* begin EXCERPT TO READ *

- Died: 6 March 612 Palenque
- Spouse: Lady Yohl Ikʼnal (possibly her mother instead)
- Issue: (if husband of Lady Yohl Ikʼnal) Ajen Yohl Mat Lady Sak Kʼukʼ
- Religion: Maya religion

= Janahb Pakal =

Janahb Pakal also known as Janaab Pakal, Pakal I or Pakal the Elder, (died 6 March 612), was a nobleman and possible ajaw of the Maya city-state of Palenque.

* end EXCERPT TO READ *
* begin INFORMATION GIVEN *

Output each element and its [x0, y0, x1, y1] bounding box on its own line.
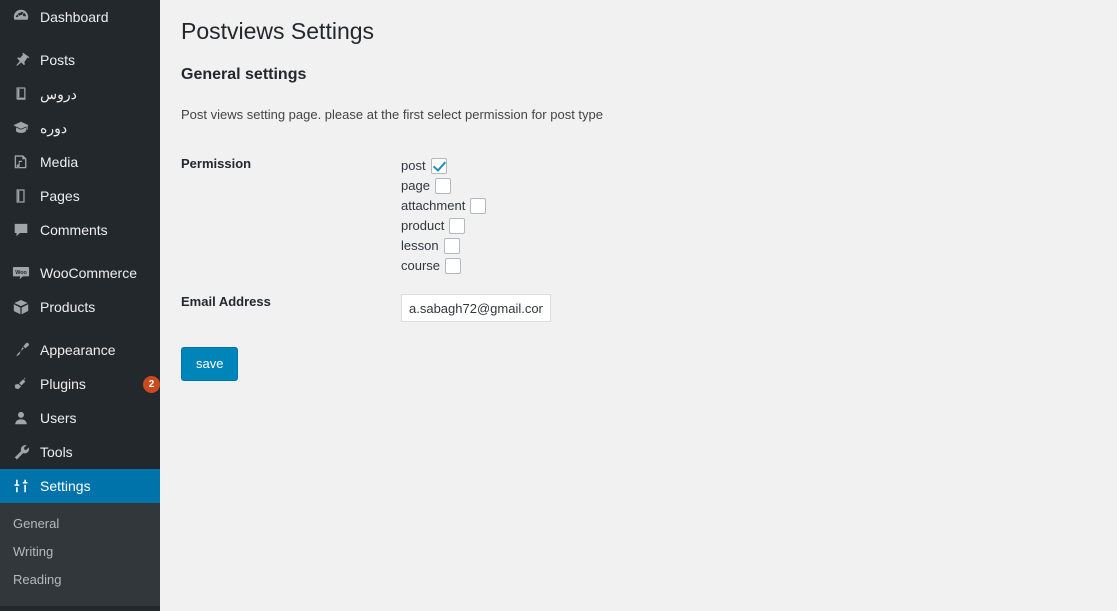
permission-checkbox-product[interactable] — [449, 218, 466, 234]
permission-option-course: course — [401, 256, 871, 276]
permission-option-label: post — [401, 158, 426, 173]
sidebar-item-label: Media — [40, 154, 79, 170]
pin-icon — [11, 50, 31, 70]
plug-icon — [11, 374, 31, 394]
sidebar-item-settings[interactable]: Settings — [0, 469, 168, 503]
email-label: Email Address — [181, 294, 271, 309]
sidebar-item-label: Pages — [40, 188, 80, 204]
sidebar-item-label: Tools — [40, 444, 73, 460]
section-title: General settings — [181, 66, 307, 83]
sidebar-item-label: Products — [40, 299, 96, 315]
sidebar-item-label: Comments — [40, 222, 108, 238]
sidebar-item-label: Dashboard — [40, 9, 109, 25]
menu-group: Woo WooCommerce Products — [0, 256, 160, 324]
menu-separator — [0, 324, 160, 333]
save-button[interactable]: save — [181, 347, 239, 381]
sidebar-item-products[interactable]: Products — [0, 290, 160, 324]
submenu-item-writing[interactable]: Writing — [0, 538, 160, 566]
menu-group: Posts دروس دوره Media Pages Comments — [0, 43, 160, 247]
menu-group: Dashboard — [0, 0, 160, 34]
email-address-input[interactable] — [401, 294, 551, 322]
sidebar-item-dashboard[interactable]: Dashboard — [0, 0, 160, 34]
sidebar-item-label: WooCommerce — [40, 265, 137, 281]
admin-page: Dashboard Posts دروس دوره Media Pages Comments… — [0, 0, 1117, 611]
permission-option-label: attachment — [401, 198, 466, 213]
page-icon — [11, 186, 31, 206]
permission-checkbox-attachment[interactable] — [470, 198, 487, 214]
sidebar-item-label: Posts — [40, 52, 76, 68]
sidebar-item-media[interactable]: Media — [0, 145, 160, 179]
sidebar-item-label: دوره — [40, 120, 68, 136]
main-content: Postviews Settings General settings Post… — [160, 0, 1117, 611]
permission-option-label: lesson — [401, 238, 439, 253]
sidebar-item-tools[interactable]: Tools — [0, 435, 160, 469]
permission-option-page: page — [401, 176, 871, 196]
sidebar-item-appearance[interactable]: Appearance — [0, 333, 160, 367]
permission-option-label: product — [401, 218, 445, 233]
sidebar-item-item-1-1[interactable]: دروس — [0, 77, 160, 111]
permission-option-attachment: attachment — [401, 196, 871, 216]
permission-option-product: product — [401, 216, 871, 236]
permission-options-cell: post page attachment product lesson course — [401, 147, 881, 285]
submenu-item-reading[interactable]: Reading — [0, 566, 160, 594]
sidebar-item-label: دروس — [40, 86, 77, 102]
settings-form-table: Permission post page attachment product less… — [181, 147, 881, 331]
wrench-icon — [11, 442, 31, 462]
permission-option-label: course — [401, 258, 441, 273]
graduation-cap-icon — [11, 118, 31, 138]
sidebar-item-label: Settings — [40, 478, 91, 494]
permission-checkbox-course[interactable] — [445, 258, 462, 274]
page-title: Postviews Settings — [181, 18, 375, 44]
settings-sliders-icon — [11, 476, 31, 496]
woocommerce-icon: Woo — [11, 263, 31, 283]
submenu-item-general[interactable]: General — [0, 510, 160, 538]
menu-separator — [0, 247, 160, 256]
permission-row: Permission post page attachment product less… — [181, 147, 881, 285]
sidebar-item-woocommerce[interactable]: Woo WooCommerce — [0, 256, 160, 290]
permission-option-label: page — [401, 178, 430, 193]
menu-group: Appearance Plugins 2 Users Tools Settings — [0, 333, 168, 503]
products-box-icon — [11, 297, 31, 317]
menu-separator — [0, 34, 160, 43]
dashboard-icon — [11, 7, 31, 27]
sidebar-item-pages[interactable]: Pages — [0, 179, 160, 213]
sidebar-item-users[interactable]: Users — [0, 401, 160, 435]
permission-checkbox-page[interactable] — [434, 178, 451, 194]
admin-menu: Dashboard Posts دروس دوره Media Pages Comments… — [0, 0, 168, 503]
permission-checkbox-post[interactable] — [430, 158, 447, 174]
svg-text:Woo: Woo — [15, 270, 27, 276]
permission-option-post: post — [401, 156, 871, 176]
permission-checkbox-lesson[interactable] — [443, 238, 460, 254]
permission-option-lesson: lesson — [401, 236, 871, 256]
section-description: Post views setting page. please at the f… — [181, 107, 603, 122]
comment-icon — [11, 220, 31, 240]
sidebar-item-label: Plugins — [40, 376, 86, 392]
update-count-badge: 2 — [143, 375, 160, 393]
sidebar-item-plugins[interactable]: Plugins 2 — [0, 367, 160, 401]
email-input-cell — [401, 285, 881, 331]
settings-submenu: General Writing Reading — [0, 503, 160, 606]
sidebar-item-label: Appearance — [40, 342, 116, 358]
email-row: Email Address — [181, 285, 881, 331]
admin-sidebar: Dashboard Posts دروس دوره Media Pages Comments… — [0, 0, 168, 611]
sidebar-item-item-1-2[interactable]: دوره — [0, 111, 160, 145]
user-icon — [11, 408, 31, 428]
book-icon — [11, 84, 31, 104]
permission-checkbox-group: post page attachment product lesson course — [401, 156, 871, 276]
paintbrush-icon — [11, 340, 31, 360]
media-icon — [11, 152, 31, 172]
sidebar-item-comments[interactable]: Comments — [0, 213, 160, 247]
permission-label: Permission — [181, 156, 252, 171]
sidebar-item-label: Users — [40, 410, 77, 426]
sidebar-item-posts[interactable]: Posts — [0, 43, 160, 77]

* end INFORMATION GIVEN *

EXERCISES TO COMPLETE:
1. Answer these from the Janahb Pakal text:
(a) On what date did Janahb Pakal die?
(b) What religion is listed for him?
(c) What three other names is he known by?
2. Write out everything from "- Issue: (if" down to "city-state of Palenque." in the Janahb Pakal text, swapping "nobleman" for "aristocrat".

COMPLETED EXERCISE:
1.
(a) 6 March 612
(b) Maya religion
(c) Janaab Pakal, Pakal I, and Pakal the Elder

2.
- Issue: (if husband of Lady Yohl Ikʼnal) Ajen Yohl Mat Lady Sak Kʼukʼ
- Religion: Maya religion

= Janahb Pakal =

Janahb Pakal also known as Janaab Pakal, Pakal I or Pakal the Elder, (died 6 March 612), was a aristocrat and possible ajaw of the Maya city-state of Palenque.